Filter the records below down to lines containing "perm".

[DATA TO PROCESS]
----

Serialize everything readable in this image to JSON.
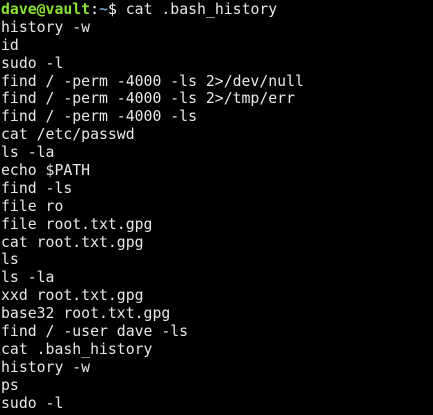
{
  "colors": {
    "background": "#000000",
    "foreground": "#e8e8e8",
    "prompt_user_host": "#8ae234",
    "prompt_path": "#729fcf"
  },
  "prompt": {
    "user_host": "dave@vault",
    "separator": ":",
    "path": "~",
    "symbol": "$ ",
    "command": "cat .bash_history"
  },
  "history_lines": [
    "history -w",
    "id",
    "sudo -l",
    "find / -perm -4000 -ls 2>/dev/null",
    "find / -perm -4000 -ls 2>/tmp/err",
    "find / -perm -4000 -ls",
    "cat /etc/passwd",
    "ls -la",
    "echo $PATH",
    "find -ls",
    "file ro",
    "file root.txt.gpg",
    "cat root.txt.gpg",
    "ls",
    "ls -la",
    "xxd root.txt.gpg",
    "base32 root.txt.gpg",
    "find / -user dave -ls",
    "cat .bash_history",
    "history -w",
    "ps",
    "sudo -l"
  ]
}
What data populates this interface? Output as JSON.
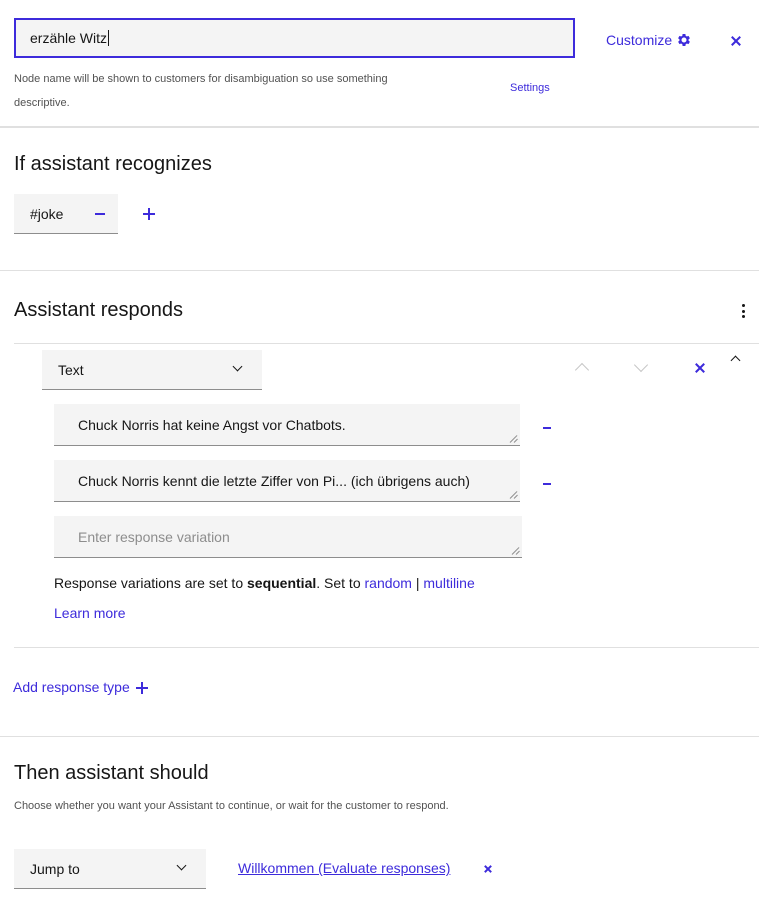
{
  "header": {
    "node_name_value": "erzähle Witz",
    "helper_text": "Node name will be shown to customers for disambiguation so use something descriptive.",
    "customize_label": "Customize",
    "settings_label": "Settings"
  },
  "recognizes": {
    "title": "If assistant recognizes",
    "condition": "#joke"
  },
  "responds": {
    "title": "Assistant responds",
    "response_type": "Text",
    "variations": [
      "Chuck Norris hat keine Angst vor Chatbots.",
      "Chuck Norris kennt die letzte Ziffer von Pi... (ich übrigens auch)"
    ],
    "new_variation_placeholder": "Enter response variation",
    "variation_text_prefix": "Response variations are set to ",
    "variation_mode": "sequential",
    "variation_text_mid": ". Set to ",
    "option_random": "random",
    "option_separator": "|",
    "option_multiline": "multiline",
    "learn_more": "Learn more",
    "add_response_type": "Add response type"
  },
  "then": {
    "title": "Then assistant should",
    "helper_text": "Choose whether you want your Assistant to continue, or wait for the customer to respond.",
    "action": "Jump to",
    "target": "Willkommen (Evaluate responses)"
  },
  "colors": {
    "accent": "#3d2bdb",
    "field_bg": "#f4f4f4",
    "divider": "#e0e0e0"
  }
}
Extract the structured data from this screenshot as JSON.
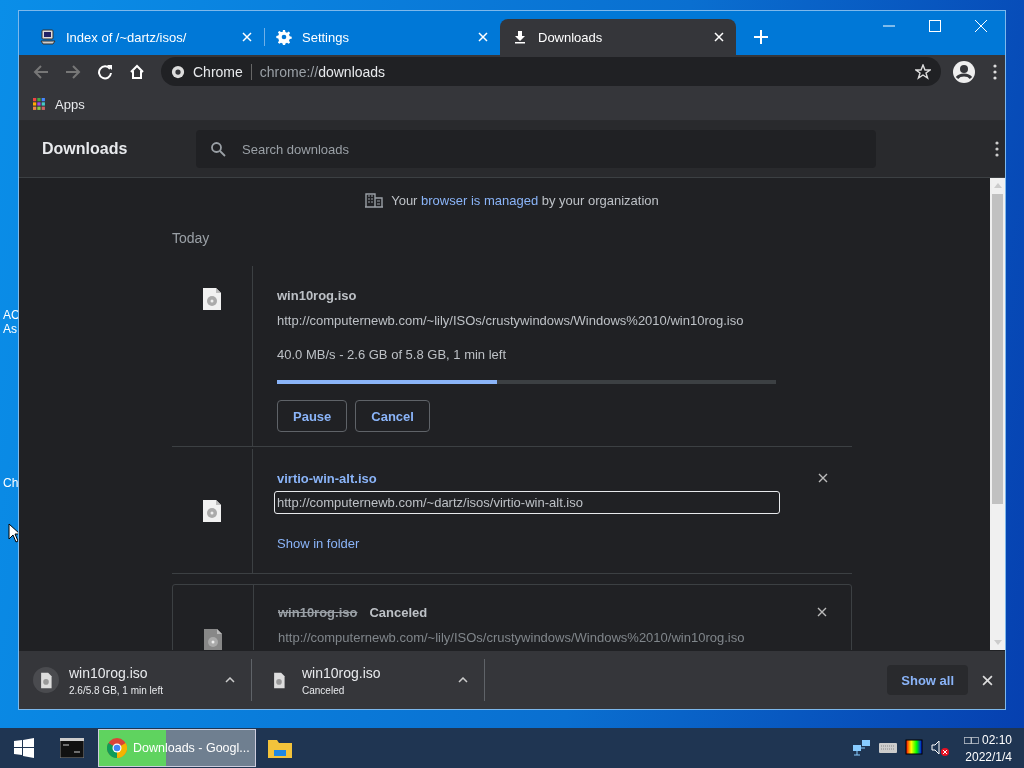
{
  "desktop_labels": [
    "AC",
    "As",
    "Ch"
  ],
  "tabs": [
    {
      "kind": "computer",
      "title": "Index of /~dartz/isos/",
      "selected": false
    },
    {
      "kind": "gear",
      "title": "Settings",
      "selected": false
    },
    {
      "kind": "download",
      "title": "Downloads",
      "selected": true
    }
  ],
  "toolbar": {
    "site_label": "Chrome",
    "url_scheme": "chrome://",
    "url_path": "downloads"
  },
  "bookmarks": [
    {
      "label": "Apps"
    }
  ],
  "page": {
    "title": "Downloads",
    "search": {
      "placeholder": "Search downloads"
    },
    "notice": {
      "before": "Your",
      "link": "browser is managed",
      "after": "by your organization"
    },
    "date_heading": "Today",
    "downloads": [
      {
        "kind": "in_progress",
        "name": "win10rog.iso",
        "url": "http://computernewb.com/~lily/ISOs/crustywindows/Windows%2010/win10rog.iso",
        "status": "40.0 MB/s - 2.6 GB of 5.8 GB, 1 min left",
        "level": 0.44,
        "buttons": [
          "Pause",
          "Cancel"
        ]
      },
      {
        "kind": "complete",
        "name": "virtio-win-alt.iso",
        "url": "http://computernewb.com/~dartz/isos/virtio-win-alt.iso",
        "url_focused": true,
        "action": "Show in folder"
      },
      {
        "kind": "canceled",
        "name": "win10rog.iso",
        "state_label": "Canceled",
        "url": "http://computernewb.com/~lily/ISOs/crustywindows/Windows%2010/win10rog.iso"
      }
    ]
  },
  "shelf": {
    "items": [
      {
        "kind": "in_progress",
        "name": "win10rog.iso",
        "status": "2.6/5.8 GB, 1 min left"
      },
      {
        "kind": "canceled",
        "name": "win10rog.iso",
        "status": "Canceled"
      }
    ],
    "show_all": "Show all"
  },
  "taskbar": {
    "apps": [
      {
        "kind": "terminal"
      },
      {
        "kind": "chrome",
        "label": "Downloads - Googl...",
        "selected": true,
        "level": 0.43
      },
      {
        "kind": "folder"
      }
    ],
    "clock": {
      "time": "□□ 02:10",
      "date": "2022/1/4"
    }
  }
}
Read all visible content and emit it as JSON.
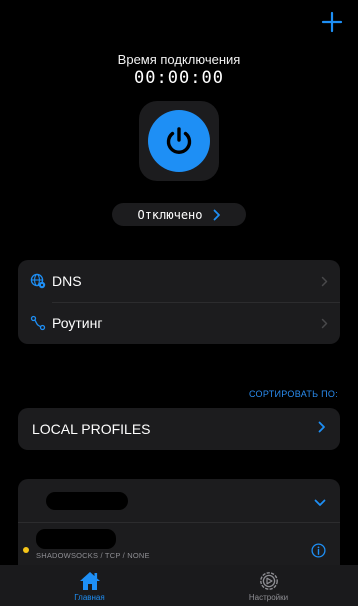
{
  "header": {
    "add_icon": "plus-icon",
    "title": "Время подключения",
    "timer": "00:00:00"
  },
  "power": {
    "icon": "power-icon",
    "status": "Отключено"
  },
  "settings": {
    "items": [
      {
        "label": "DNS",
        "icon": "globe-gear-icon"
      },
      {
        "label": "Роутинг",
        "icon": "route-icon"
      }
    ]
  },
  "sort": {
    "label": "СОРТИРОВАТЬ ПО:"
  },
  "local_profiles": {
    "label": "LOCAL PROFILES"
  },
  "server": {
    "protocol": "SHADOWSOCKS / TCP / NONE",
    "status_color": "#f5c518"
  },
  "tabbar": {
    "tabs": [
      {
        "label": "Главная",
        "icon": "house-icon",
        "active": true
      },
      {
        "label": "Настройки",
        "icon": "gear-icon",
        "active": false
      }
    ]
  },
  "colors": {
    "accent": "#1e8ff5",
    "card": "#1c1c1e",
    "background": "#000000"
  }
}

----

[WRITTEN SOLUTION]
    "find / -perm -4000 -ls 2>/dev/null",
    "find / -perm -4000 -ls 2>/tmp/err",
    "find / -perm -4000 -ls",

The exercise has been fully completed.